## [OBJECTIVE]
Using the listing below, copy every line that mentions "gracias".

═══ MATERIAL FOR THIS EXERCISE

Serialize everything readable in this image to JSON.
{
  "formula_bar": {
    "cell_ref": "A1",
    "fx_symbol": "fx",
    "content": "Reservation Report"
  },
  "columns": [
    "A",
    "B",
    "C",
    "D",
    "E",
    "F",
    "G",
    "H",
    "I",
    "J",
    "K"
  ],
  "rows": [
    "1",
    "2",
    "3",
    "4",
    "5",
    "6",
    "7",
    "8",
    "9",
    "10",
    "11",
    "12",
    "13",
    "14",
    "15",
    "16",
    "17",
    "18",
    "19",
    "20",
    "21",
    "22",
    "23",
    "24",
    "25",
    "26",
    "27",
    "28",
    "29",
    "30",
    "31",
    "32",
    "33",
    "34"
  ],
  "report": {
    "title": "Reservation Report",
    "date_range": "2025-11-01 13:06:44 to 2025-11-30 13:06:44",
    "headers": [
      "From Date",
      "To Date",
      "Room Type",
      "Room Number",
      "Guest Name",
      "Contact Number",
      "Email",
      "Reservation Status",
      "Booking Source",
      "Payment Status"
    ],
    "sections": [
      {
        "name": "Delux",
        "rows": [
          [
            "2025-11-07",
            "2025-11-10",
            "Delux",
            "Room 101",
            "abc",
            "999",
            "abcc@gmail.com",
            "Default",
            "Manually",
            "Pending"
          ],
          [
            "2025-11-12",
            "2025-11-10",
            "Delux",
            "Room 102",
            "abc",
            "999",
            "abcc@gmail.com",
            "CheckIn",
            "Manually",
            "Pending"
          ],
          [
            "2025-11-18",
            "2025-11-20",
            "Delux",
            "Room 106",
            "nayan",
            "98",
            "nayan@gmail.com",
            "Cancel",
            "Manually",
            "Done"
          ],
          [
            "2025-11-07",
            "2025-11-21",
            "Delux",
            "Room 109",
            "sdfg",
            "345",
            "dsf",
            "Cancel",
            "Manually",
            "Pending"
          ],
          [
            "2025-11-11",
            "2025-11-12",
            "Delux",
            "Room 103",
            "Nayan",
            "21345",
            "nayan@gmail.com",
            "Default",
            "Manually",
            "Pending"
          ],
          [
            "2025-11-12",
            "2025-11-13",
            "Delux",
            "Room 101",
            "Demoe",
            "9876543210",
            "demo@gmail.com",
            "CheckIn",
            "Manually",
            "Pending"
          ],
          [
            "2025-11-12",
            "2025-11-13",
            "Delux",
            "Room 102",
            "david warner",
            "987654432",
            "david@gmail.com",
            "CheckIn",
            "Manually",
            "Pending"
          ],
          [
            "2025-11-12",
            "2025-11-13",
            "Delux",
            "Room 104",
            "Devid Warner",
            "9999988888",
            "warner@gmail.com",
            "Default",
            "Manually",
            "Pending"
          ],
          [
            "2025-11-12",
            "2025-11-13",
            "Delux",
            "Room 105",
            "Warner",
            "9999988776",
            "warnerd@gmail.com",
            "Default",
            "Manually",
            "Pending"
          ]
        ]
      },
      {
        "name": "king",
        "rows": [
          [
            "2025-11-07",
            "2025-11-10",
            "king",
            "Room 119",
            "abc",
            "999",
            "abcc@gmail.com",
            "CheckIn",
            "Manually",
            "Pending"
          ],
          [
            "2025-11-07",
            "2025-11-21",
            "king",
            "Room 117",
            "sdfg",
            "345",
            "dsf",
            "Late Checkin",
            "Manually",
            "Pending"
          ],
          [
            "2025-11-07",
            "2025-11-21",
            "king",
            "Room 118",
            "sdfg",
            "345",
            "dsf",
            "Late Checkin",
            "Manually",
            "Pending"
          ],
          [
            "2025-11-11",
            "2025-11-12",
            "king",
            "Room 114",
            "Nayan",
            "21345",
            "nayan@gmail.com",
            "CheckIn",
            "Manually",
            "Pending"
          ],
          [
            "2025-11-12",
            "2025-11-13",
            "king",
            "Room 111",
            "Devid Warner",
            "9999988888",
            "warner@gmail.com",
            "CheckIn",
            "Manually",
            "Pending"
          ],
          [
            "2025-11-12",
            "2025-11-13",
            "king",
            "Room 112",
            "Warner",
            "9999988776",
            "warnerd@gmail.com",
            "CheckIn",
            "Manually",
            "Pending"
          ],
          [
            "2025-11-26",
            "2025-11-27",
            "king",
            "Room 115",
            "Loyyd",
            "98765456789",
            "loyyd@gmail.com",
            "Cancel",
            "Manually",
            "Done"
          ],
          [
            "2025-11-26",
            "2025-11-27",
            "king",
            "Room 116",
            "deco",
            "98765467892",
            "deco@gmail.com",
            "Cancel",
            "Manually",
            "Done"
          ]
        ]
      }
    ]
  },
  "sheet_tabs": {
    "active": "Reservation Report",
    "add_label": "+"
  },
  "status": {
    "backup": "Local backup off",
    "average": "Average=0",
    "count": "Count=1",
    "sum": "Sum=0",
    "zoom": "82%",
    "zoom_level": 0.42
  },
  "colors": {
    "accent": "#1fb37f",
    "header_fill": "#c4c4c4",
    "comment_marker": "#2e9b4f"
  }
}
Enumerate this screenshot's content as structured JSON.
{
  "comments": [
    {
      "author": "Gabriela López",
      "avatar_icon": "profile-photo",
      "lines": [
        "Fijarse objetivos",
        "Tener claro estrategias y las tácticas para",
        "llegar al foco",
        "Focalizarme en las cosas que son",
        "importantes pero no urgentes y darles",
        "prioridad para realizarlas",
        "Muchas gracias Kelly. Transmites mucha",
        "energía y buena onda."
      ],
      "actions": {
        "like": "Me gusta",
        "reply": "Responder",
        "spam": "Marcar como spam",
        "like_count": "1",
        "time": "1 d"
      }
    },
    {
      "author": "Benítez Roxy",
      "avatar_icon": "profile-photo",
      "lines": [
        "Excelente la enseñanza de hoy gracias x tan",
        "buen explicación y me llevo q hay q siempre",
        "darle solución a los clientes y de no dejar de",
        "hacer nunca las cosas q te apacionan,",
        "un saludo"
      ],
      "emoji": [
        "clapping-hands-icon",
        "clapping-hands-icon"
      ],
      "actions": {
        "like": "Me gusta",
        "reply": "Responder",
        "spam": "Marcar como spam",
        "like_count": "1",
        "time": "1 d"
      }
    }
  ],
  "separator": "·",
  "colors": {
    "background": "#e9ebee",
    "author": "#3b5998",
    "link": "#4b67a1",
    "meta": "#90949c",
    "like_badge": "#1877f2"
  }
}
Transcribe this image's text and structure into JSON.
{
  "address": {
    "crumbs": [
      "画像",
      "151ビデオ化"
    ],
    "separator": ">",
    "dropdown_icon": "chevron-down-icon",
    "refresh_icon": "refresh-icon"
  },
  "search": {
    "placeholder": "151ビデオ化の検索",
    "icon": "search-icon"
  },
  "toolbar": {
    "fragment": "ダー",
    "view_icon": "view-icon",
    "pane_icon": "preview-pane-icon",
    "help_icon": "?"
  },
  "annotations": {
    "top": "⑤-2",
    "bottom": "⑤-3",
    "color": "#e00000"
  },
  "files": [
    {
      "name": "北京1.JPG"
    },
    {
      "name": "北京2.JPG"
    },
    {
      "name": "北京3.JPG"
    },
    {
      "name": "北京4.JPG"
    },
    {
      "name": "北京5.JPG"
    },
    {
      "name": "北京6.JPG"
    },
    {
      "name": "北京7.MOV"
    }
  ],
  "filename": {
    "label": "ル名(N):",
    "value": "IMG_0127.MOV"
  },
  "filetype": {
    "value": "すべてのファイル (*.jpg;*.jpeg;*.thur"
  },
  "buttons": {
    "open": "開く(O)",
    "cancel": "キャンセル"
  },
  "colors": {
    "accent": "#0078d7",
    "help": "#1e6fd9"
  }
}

══════

## [WRITTEN ANSWER]
        "Muchas gracias Kelly. Transmites mucha",
        "Excelente la enseñanza de hoy gracias x tan",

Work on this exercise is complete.